» Do this
Images are excluded; otherwise, output every record exactly.

» Supplied records
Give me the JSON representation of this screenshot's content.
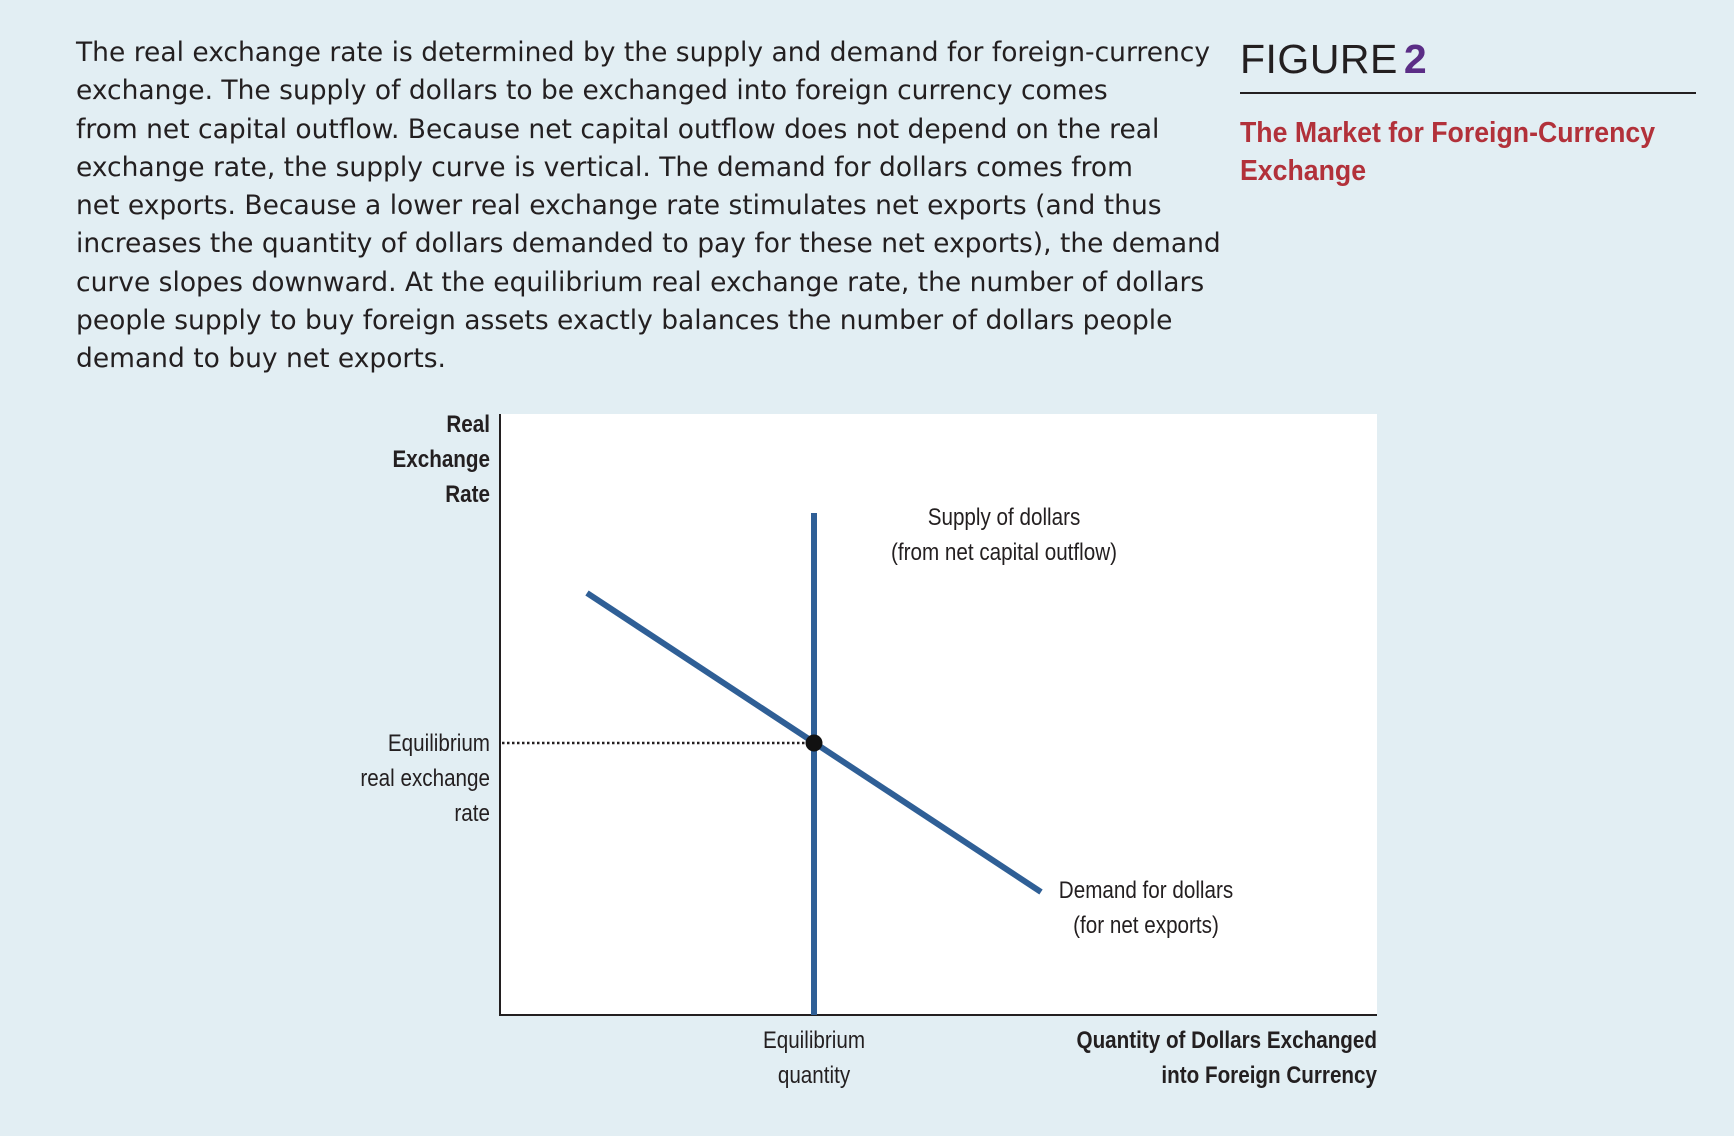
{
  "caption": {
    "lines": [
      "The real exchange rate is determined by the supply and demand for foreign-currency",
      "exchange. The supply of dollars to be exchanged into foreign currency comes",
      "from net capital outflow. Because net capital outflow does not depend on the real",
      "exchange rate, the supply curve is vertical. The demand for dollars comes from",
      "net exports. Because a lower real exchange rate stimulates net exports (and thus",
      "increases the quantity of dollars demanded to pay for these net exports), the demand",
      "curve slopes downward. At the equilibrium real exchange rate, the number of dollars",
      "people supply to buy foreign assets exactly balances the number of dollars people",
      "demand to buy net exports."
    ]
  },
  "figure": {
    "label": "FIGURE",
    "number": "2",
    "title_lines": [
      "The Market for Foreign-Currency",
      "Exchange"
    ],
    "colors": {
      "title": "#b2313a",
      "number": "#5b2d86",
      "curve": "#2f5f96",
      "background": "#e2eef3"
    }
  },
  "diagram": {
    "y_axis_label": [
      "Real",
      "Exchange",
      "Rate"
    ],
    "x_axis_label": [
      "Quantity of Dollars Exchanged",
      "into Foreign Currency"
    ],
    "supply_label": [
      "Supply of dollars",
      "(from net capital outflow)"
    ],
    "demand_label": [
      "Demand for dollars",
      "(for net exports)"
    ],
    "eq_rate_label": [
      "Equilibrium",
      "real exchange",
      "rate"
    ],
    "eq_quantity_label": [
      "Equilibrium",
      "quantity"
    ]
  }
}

» Response
Give me the JSON representation of this screenshot's content.
{
  "caption": {
    "lines": [
      "The real exchange rate is determined by the supply and demand for foreign-currency",
      "exchange. The supply of dollars to be exchanged into foreign currency comes",
      "from net capital outflow. Because net capital outflow does not depend on the real",
      "exchange rate, the supply curve is vertical. The demand for dollars comes from",
      "net exports. Because a lower real exchange rate stimulates net exports (and thus",
      "increases the quantity of dollars demanded to pay for these net exports), the demand",
      "curve slopes downward. At the equilibrium real exchange rate, the number of dollars",
      "people supply to buy foreign assets exactly balances the number of dollars people",
      "demand to buy net exports."
    ]
  },
  "figure": {
    "label": "FIGURE",
    "number": "2",
    "title_lines": [
      "The Market for Foreign-Currency",
      "Exchange"
    ],
    "colors": {
      "title": "#b2313a",
      "number": "#5b2d86",
      "curve": "#2f5f96",
      "background": "#e2eef3"
    }
  },
  "diagram": {
    "y_axis_label": [
      "Real",
      "Exchange",
      "Rate"
    ],
    "x_axis_label": [
      "Quantity of Dollars Exchanged",
      "into Foreign Currency"
    ],
    "supply_label": [
      "Supply of dollars",
      "(from net capital outflow)"
    ],
    "demand_label": [
      "Demand for dollars",
      "(for net exports)"
    ],
    "eq_rate_label": [
      "Equilibrium",
      "real exchange",
      "rate"
    ],
    "eq_quantity_label": [
      "Equilibrium",
      "quantity"
    ]
  }
}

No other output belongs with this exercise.